Selected extract:
════

Wednesday, February 1, 2012

the HHS mandate: why it's not ok.

When King Henry VIII demanded that his friend St. Thomas More support his divorce and remarriage, the issue was not just the sanctity of marriage.  It was that the king had broken away from the Catholic Church and founded his own system of beliefs that would accommodate him.  Not content to merely violate the authority of God on his own, he demanded that the rest of England accompany him in his dissent.  Given the choice to obey God and his conscience or be beheaded, St. Thomas more chose death.

It seems archaic that a government like the United States of America would dare intervene in the rights of citizens to practice their faith and follow their consciences on private matters.  Lessons about Pilgrims on the Mayflower and freedom of religion come to mind and seem impossible to juxtapose with the recent decision of President Obama to uphold the HHS Mandate

It took me a while to wrap my brain around it—probably because I find insurance and law really complicated – but also the concept that someone could force a Church or individual to do what the government is proposing is so foreign to my liberated American brain.  However, let me explain why I—as a Catholic and employee of the Church—am outraged.  If I mess up the technicalities, please feel free to clarify.

As an employee of the Church I currently have benefits—like anyone else—as part of my compensation.  I have never attempted, but apparently under our current plan I would be unable to obtain funding for contraception, sterilization or abortion, which is cool by me because as a Catholic, I'm not down with that..   (I would add that, as the daughter of an insurance salesman, I know that this makes sense from a liability perspective as well.  Multiple sexual partners place women at greater risk for medical issues arising from contracting STD’s and STI’s, so it would seem that insurance companies would not want to encourage any pharmaceuticals that in turn enable such behavior and cause more expenses.  But I digress).

════

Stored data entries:
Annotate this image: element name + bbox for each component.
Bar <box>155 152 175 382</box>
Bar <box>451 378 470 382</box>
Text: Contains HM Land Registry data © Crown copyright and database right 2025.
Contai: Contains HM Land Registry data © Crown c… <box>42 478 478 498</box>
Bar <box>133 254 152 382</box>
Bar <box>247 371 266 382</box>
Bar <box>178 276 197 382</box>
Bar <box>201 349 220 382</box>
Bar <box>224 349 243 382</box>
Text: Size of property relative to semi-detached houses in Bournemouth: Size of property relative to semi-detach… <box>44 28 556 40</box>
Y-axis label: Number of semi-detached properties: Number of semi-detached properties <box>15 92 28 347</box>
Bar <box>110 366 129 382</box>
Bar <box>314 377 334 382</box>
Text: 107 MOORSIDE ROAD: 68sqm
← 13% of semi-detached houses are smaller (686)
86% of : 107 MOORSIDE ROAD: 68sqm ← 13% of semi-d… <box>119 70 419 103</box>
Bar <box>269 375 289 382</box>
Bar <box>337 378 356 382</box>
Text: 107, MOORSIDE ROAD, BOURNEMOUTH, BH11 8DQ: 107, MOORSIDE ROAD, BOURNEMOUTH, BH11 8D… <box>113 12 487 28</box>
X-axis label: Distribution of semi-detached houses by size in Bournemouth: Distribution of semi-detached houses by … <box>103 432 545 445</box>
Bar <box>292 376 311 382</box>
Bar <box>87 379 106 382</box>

════

Work item A:
In the HHS mandate post, what did St. Thomas More choose when given the choice between obeying God and being beheaded?
Work item B:
For each statement, say whether it agrees with the HHS mandate post, and quote the words that decide it: (i) The writer works for the Church. (ii) The writer's father was a lawyer. (iii) The writer has tried to get funding for contraception under the current plan.
Work item C:
Proceed with the HHS mandate post, starting after its final paragraph.
The HHS mandate post has no connection to the data entries.

Written response A:
He chose death.

Written response B:
(i) Yes: "as a Catholic and employee of the Church"
(ii) No: "as the daughter of an insurance salesman"
(iii) No: "I have never attempted"

Written response C:
Under the HHS Mandate, my employer, the Catholic Church, will be required to provide benefits that cover contraception, sterilization and abortion.  As in the money that they provide that goes to give me discounted penicillin and trips to the dentist (things that we are not morally opposed to) could be used to fund abortion, contraception and sterilization—things that we, as Catholics, believe to be ineherently wrong. 

Here’s the kicker—(and what I’m hoping I explain correctly)—when the HHS Mandate kicks in, the Church will be fined if they choose to uphold what we believe to be true and what God demands of us as Catholic Christians and refuses to provide these as  “benefits”.  And, I will be fined if I choose to opt out of these benefits.  It’s a lose-lose.  As Archbishop Dolan, president of the USCCB, has said, “Never before has the federal government forced individuals and organizations to go out into the marketplace and buy a product that violates their conscience. This shouldn't happen in a land where free exercise of religion ranks first in the Bill of Rights”. 

Snaps, Archbishop.

And, at the heart of it all is the same issue that St. Thomas More was challenged with.  That the government would mandate funding of abortion, contraception and sterilization is odious to us as Catholics, but more so is the fact that they would have the audacity to overstep our right to practice our faith.  We are not talking about a cult in a compound arranging under-age marriages.  We’re talking about The Catholic Church and the government mandating that we violate our consciences or be punished.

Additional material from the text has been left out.